-- start of SUPPLIED RECORDS --

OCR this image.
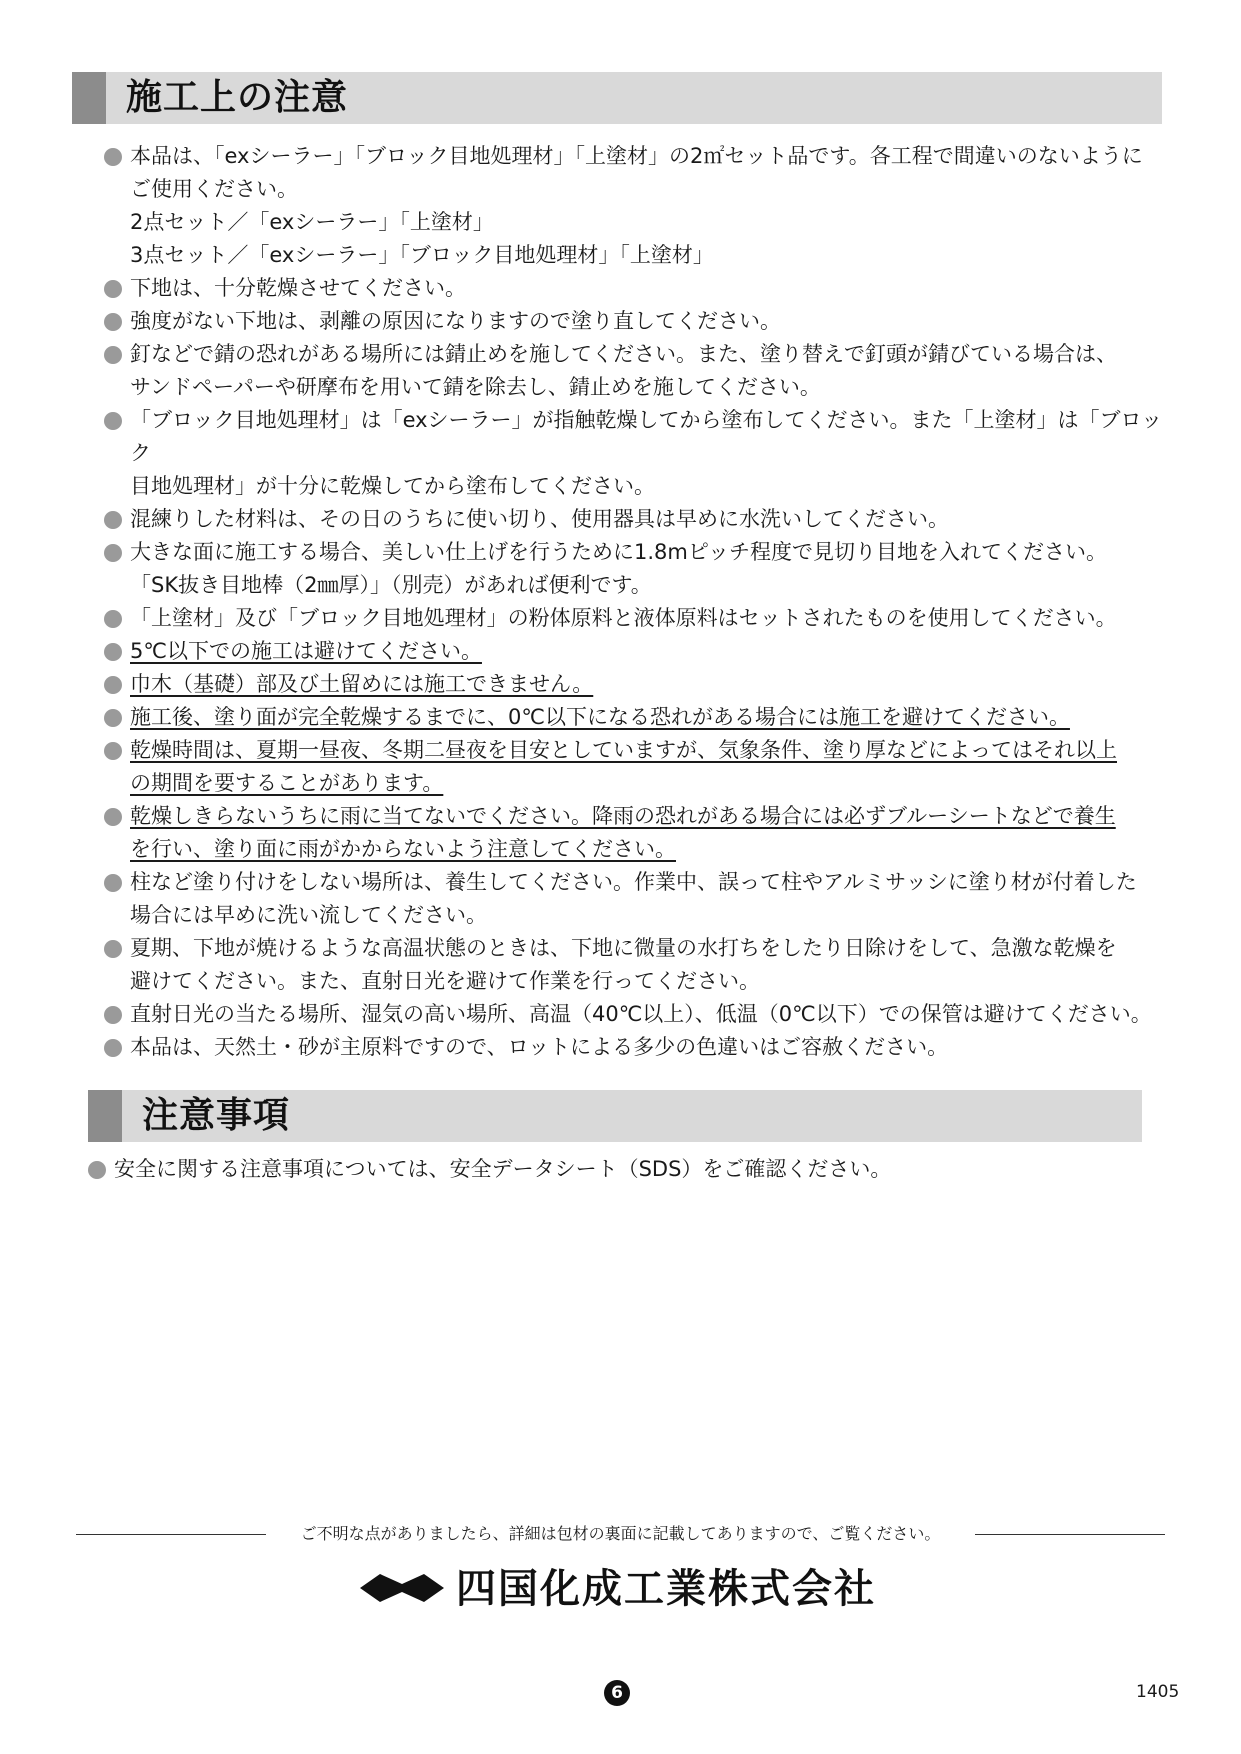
施工上の注意
本品は、「exシーラー」「ブロック目地処理材」「上塗材」の2㎡セット品です。各工程で間違いのないように
ご使用ください。
2点セット／「exシーラー」「上塗材」
3点セット／「exシーラー」「ブロック目地処理材」「上塗材」
下地は、十分乾燥させてください。
強度がない下地は、剥離の原因になりますので塗り直してください。
釘などで錆の恐れがある場所には錆止めを施してください。また、塗り替えで釘頭が錆びている場合は、
サンドペーパーや研摩布を用いて錆を除去し、錆止めを施してください。
「ブロック目地処理材」は「exシーラー」が指触乾燥してから塗布してください。また「上塗材」は「ブロック
目地処理材」が十分に乾燥してから塗布してください。
混練りした材料は、その日のうちに使い切り、使用器具は早めに水洗いしてください。
大きな面に施工する場合、美しい仕上げを行うために1.8mピッチ程度で見切り目地を入れてください。
「SK抜き目地棒（2㎜厚）」（別売）があれば便利です。
「上塗材」及び「ブロック目地処理材」の粉体原料と液体原料はセットされたものを使用してください。
5℃以下での施工は避けてください。
巾木（基礎）部及び土留めには施工できません。
施工後、塗り面が完全乾燥するまでに、0℃以下になる恐れがある場合には施工を避けてください。
乾燥時間は、夏期一昼夜、冬期二昼夜を目安としていますが、気象条件、塗り厚などによってはそれ以上
の期間を要することがあります。
乾燥しきらないうちに雨に当てないでください。降雨の恐れがある場合には必ずブルーシートなどで養生
を行い、塗り面に雨がかからないよう注意してください。
柱など塗り付けをしない場所は、養生してください。作業中、誤って柱やアルミサッシに塗り材が付着した
場合には早めに洗い流してください。
夏期、下地が焼けるような高温状態のときは、下地に微量の水打ちをしたり日除けをして、急激な乾燥を
避けてください。また、直射日光を避けて作業を行ってください。
直射日光の当たる場所、湿気の高い場所、高温（40℃以上）、低温（0℃以下）での保管は避けてください。
本品は、天然土・砂が主原料ですので、ロットによる多少の色違いはご容赦ください。
注意事項
安全に関する注意事項については、安全データシート（SDS）をご確認ください。
ご不明な点がありましたら、詳細は包材の裏面に記載してありますので、ご覧ください。
四国化成工業株式会社
6	1405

-- end of SUPPLIED RECORDS --

• EXERCISE DETAILS
Which lines hold the word "ブロック目地処理材"? Copy all of them.

• ANSWER FOR THE TASK
本品は、「exシーラー」「ブロック目地処理材」「上塗材」の2㎡セット品です。各工程で間違いのないように
3点セット／「exシーラー」「ブロック目地処理材」「上塗材」
「ブロック目地処理材」は「exシーラー」が指触乾燥してから塗布してください。また「上塗材」は「ブロック
「上塗材」及び「ブロック目地処理材」の粉体原料と液体原料はセットされたものを使用してください。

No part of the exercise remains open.